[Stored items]
---------------
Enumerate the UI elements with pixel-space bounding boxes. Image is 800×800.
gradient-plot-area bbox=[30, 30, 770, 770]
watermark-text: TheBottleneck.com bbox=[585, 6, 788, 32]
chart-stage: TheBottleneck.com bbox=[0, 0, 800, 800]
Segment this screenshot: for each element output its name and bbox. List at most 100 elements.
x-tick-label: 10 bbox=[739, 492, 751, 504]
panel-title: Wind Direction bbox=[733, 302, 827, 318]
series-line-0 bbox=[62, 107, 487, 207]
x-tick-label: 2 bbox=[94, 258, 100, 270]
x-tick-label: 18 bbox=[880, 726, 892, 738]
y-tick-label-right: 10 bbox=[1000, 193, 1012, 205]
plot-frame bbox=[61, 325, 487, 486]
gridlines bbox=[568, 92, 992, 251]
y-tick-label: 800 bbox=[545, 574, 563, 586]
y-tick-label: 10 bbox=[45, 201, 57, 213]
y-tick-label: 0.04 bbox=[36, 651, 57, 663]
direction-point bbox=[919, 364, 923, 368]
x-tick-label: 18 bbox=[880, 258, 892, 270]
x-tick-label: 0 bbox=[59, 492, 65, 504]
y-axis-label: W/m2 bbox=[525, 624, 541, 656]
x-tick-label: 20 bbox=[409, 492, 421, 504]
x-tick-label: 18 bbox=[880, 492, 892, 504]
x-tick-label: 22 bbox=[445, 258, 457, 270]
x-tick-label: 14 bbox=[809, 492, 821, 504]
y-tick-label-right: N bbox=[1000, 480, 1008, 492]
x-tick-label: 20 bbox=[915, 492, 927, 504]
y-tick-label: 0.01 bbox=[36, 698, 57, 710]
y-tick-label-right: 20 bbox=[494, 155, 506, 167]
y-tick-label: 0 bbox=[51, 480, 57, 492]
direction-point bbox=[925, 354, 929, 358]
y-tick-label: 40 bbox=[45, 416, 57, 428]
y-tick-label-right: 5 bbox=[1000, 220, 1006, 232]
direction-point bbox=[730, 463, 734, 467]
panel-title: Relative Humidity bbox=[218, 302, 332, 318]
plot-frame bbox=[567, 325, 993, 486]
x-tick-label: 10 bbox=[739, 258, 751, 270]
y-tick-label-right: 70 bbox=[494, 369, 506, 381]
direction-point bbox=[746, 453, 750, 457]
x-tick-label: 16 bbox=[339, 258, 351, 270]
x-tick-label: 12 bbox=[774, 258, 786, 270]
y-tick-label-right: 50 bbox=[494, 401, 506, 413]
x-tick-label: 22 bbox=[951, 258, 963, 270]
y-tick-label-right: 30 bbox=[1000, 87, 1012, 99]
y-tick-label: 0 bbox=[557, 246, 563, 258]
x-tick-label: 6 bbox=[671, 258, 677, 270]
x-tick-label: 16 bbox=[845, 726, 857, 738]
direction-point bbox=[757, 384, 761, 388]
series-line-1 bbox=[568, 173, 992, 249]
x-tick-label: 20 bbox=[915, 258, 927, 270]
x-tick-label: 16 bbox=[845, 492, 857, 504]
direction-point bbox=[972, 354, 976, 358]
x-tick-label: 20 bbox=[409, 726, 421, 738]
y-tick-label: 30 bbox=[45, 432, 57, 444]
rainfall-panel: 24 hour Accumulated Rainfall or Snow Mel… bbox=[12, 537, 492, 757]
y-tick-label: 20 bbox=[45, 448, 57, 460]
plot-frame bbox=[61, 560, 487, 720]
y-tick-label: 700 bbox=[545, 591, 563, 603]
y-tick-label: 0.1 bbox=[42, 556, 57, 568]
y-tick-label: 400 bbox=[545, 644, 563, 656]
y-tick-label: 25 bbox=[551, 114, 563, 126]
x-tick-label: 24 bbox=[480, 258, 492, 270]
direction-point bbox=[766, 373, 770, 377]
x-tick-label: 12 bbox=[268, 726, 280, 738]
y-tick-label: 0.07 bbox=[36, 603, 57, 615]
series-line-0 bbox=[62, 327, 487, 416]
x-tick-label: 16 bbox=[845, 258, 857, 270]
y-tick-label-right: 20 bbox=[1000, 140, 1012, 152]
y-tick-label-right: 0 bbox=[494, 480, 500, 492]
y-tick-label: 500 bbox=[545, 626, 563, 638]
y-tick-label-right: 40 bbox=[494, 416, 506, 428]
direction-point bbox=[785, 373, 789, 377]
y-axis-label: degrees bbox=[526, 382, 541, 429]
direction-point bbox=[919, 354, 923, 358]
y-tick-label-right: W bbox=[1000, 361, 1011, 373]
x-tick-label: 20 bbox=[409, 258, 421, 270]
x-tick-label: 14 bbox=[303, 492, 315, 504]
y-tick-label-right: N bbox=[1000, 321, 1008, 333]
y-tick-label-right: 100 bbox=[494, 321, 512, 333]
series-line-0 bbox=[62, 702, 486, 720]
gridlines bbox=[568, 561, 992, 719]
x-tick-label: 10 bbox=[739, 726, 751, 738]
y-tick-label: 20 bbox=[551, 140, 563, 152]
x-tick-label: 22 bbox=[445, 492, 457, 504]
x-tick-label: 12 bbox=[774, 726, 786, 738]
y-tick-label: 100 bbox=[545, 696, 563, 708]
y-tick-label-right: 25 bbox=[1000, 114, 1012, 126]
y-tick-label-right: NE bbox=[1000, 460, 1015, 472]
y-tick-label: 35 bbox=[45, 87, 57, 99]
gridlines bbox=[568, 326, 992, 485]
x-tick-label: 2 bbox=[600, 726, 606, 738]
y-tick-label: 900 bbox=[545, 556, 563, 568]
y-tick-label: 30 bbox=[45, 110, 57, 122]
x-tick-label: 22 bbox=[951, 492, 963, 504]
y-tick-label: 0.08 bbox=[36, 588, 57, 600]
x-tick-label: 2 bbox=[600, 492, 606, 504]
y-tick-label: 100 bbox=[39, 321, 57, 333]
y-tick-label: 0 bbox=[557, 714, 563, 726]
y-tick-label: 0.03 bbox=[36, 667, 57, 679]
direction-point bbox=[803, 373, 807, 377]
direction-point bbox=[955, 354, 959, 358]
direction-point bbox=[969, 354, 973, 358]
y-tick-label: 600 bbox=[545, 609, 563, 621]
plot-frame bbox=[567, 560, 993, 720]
---------------
**Work to do**
Reproduce every line of the listing above without alteration.

**Reply**
Enumerate the UI elements with pixel-space bounding boxes. Image is 800×800.
gradient-plot-area bbox=[30, 30, 770, 770]
watermark-text: TheBottleneck.com bbox=[585, 6, 788, 32]
chart-stage: TheBottleneck.com bbox=[0, 0, 800, 800]
Segment this screenshot: for each element output its name and bbox. List at most 100 elements.
x-tick-label: 10 bbox=[739, 492, 751, 504]
panel-title: Wind Direction bbox=[733, 302, 827, 318]
series-line-0 bbox=[62, 107, 487, 207]
x-tick-label: 2 bbox=[94, 258, 100, 270]
x-tick-label: 18 bbox=[880, 726, 892, 738]
y-tick-label-right: 10 bbox=[1000, 193, 1012, 205]
plot-frame bbox=[61, 325, 487, 486]
gridlines bbox=[568, 92, 992, 251]
y-tick-label: 800 bbox=[545, 574, 563, 586]
y-tick-label: 10 bbox=[45, 201, 57, 213]
y-tick-label: 0.04 bbox=[36, 651, 57, 663]
direction-point bbox=[919, 364, 923, 368]
x-tick-label: 18 bbox=[880, 258, 892, 270]
x-tick-label: 0 bbox=[59, 492, 65, 504]
y-axis-label: W/m2 bbox=[525, 624, 541, 656]
x-tick-label: 20 bbox=[409, 492, 421, 504]
x-tick-label: 18 bbox=[880, 492, 892, 504]
x-tick-label: 22 bbox=[445, 258, 457, 270]
x-tick-label: 14 bbox=[809, 492, 821, 504]
y-tick-label-right: N bbox=[1000, 480, 1008, 492]
x-tick-label: 20 bbox=[915, 492, 927, 504]
y-tick-label: 0.01 bbox=[36, 698, 57, 710]
y-tick-label-right: 20 bbox=[494, 155, 506, 167]
y-tick-label: 0 bbox=[51, 480, 57, 492]
direction-point bbox=[925, 354, 929, 358]
y-tick-label: 40 bbox=[45, 416, 57, 428]
y-tick-label-right: 5 bbox=[1000, 220, 1006, 232]
direction-point bbox=[730, 463, 734, 467]
panel-title: Relative Humidity bbox=[218, 302, 332, 318]
plot-frame bbox=[567, 325, 993, 486]
x-tick-label: 10 bbox=[739, 258, 751, 270]
y-tick-label-right: 70 bbox=[494, 369, 506, 381]
direction-point bbox=[746, 453, 750, 457]
x-tick-label: 16 bbox=[339, 258, 351, 270]
x-tick-label: 12 bbox=[774, 258, 786, 270]
y-tick-label-right: 50 bbox=[494, 401, 506, 413]
x-tick-label: 22 bbox=[951, 258, 963, 270]
y-tick-label-right: 30 bbox=[1000, 87, 1012, 99]
y-tick-label: 0 bbox=[557, 246, 563, 258]
x-tick-label: 6 bbox=[671, 258, 677, 270]
x-tick-label: 16 bbox=[845, 726, 857, 738]
direction-point bbox=[757, 384, 761, 388]
series-line-1 bbox=[568, 173, 992, 249]
x-tick-label: 20 bbox=[915, 258, 927, 270]
x-tick-label: 16 bbox=[845, 492, 857, 504]
direction-point bbox=[972, 354, 976, 358]
x-tick-label: 20 bbox=[409, 726, 421, 738]
y-tick-label: 30 bbox=[45, 432, 57, 444]
rainfall-panel: 24 hour Accumulated Rainfall or Snow Mel… bbox=[12, 537, 492, 757]
y-tick-label: 20 bbox=[45, 448, 57, 460]
plot-frame bbox=[61, 560, 487, 720]
y-tick-label: 700 bbox=[545, 591, 563, 603]
y-tick-label: 0.1 bbox=[42, 556, 57, 568]
y-tick-label: 400 bbox=[545, 644, 563, 656]
y-tick-label: 25 bbox=[551, 114, 563, 126]
x-tick-label: 24 bbox=[480, 258, 492, 270]
direction-point bbox=[766, 373, 770, 377]
x-tick-label: 12 bbox=[268, 726, 280, 738]
y-tick-label: 0.07 bbox=[36, 603, 57, 615]
series-line-0 bbox=[62, 327, 487, 416]
x-tick-label: 16 bbox=[845, 258, 857, 270]
y-tick-label-right: 20 bbox=[1000, 140, 1012, 152]
y-tick-label-right: 0 bbox=[494, 480, 500, 492]
y-tick-label: 500 bbox=[545, 626, 563, 638]
y-tick-label-right: 40 bbox=[494, 416, 506, 428]
direction-point bbox=[785, 373, 789, 377]
y-axis-label: degrees bbox=[526, 382, 541, 429]
direction-point bbox=[919, 354, 923, 358]
y-tick-label-right: W bbox=[1000, 361, 1011, 373]
x-tick-label: 20 bbox=[409, 258, 421, 270]
x-tick-label: 14 bbox=[303, 492, 315, 504]
y-tick-label-right: N bbox=[1000, 321, 1008, 333]
y-tick-label-right: 100 bbox=[494, 321, 512, 333]
series-line-0 bbox=[62, 702, 486, 720]
gridlines bbox=[568, 561, 992, 719]
x-tick-label: 10 bbox=[739, 726, 751, 738]
y-tick-label: 20 bbox=[551, 140, 563, 152]
x-tick-label: 22 bbox=[445, 492, 457, 504]
x-tick-label: 12 bbox=[774, 726, 786, 738]
y-tick-label: 100 bbox=[545, 696, 563, 708]
y-tick-label-right: 25 bbox=[1000, 114, 1012, 126]
y-tick-label-right: NE bbox=[1000, 460, 1015, 472]
y-tick-label: 35 bbox=[45, 87, 57, 99]
gridlines bbox=[568, 326, 992, 485]
x-tick-label: 2 bbox=[600, 726, 606, 738]
y-tick-label: 900 bbox=[545, 556, 563, 568]
y-tick-label: 30 bbox=[45, 110, 57, 122]
x-tick-label: 22 bbox=[951, 492, 963, 504]
y-tick-label: 0.08 bbox=[36, 588, 57, 600]
x-tick-label: 2 bbox=[600, 492, 606, 504]
y-tick-label: 100 bbox=[39, 321, 57, 333]
y-tick-label: 0 bbox=[557, 714, 563, 726]
y-tick-label: 0.03 bbox=[36, 667, 57, 679]
direction-point bbox=[803, 373, 807, 377]
direction-point bbox=[955, 354, 959, 358]
direction-point bbox=[969, 354, 973, 358]
y-tick-label: 600 bbox=[545, 609, 563, 621]
plot-frame bbox=[567, 560, 993, 720]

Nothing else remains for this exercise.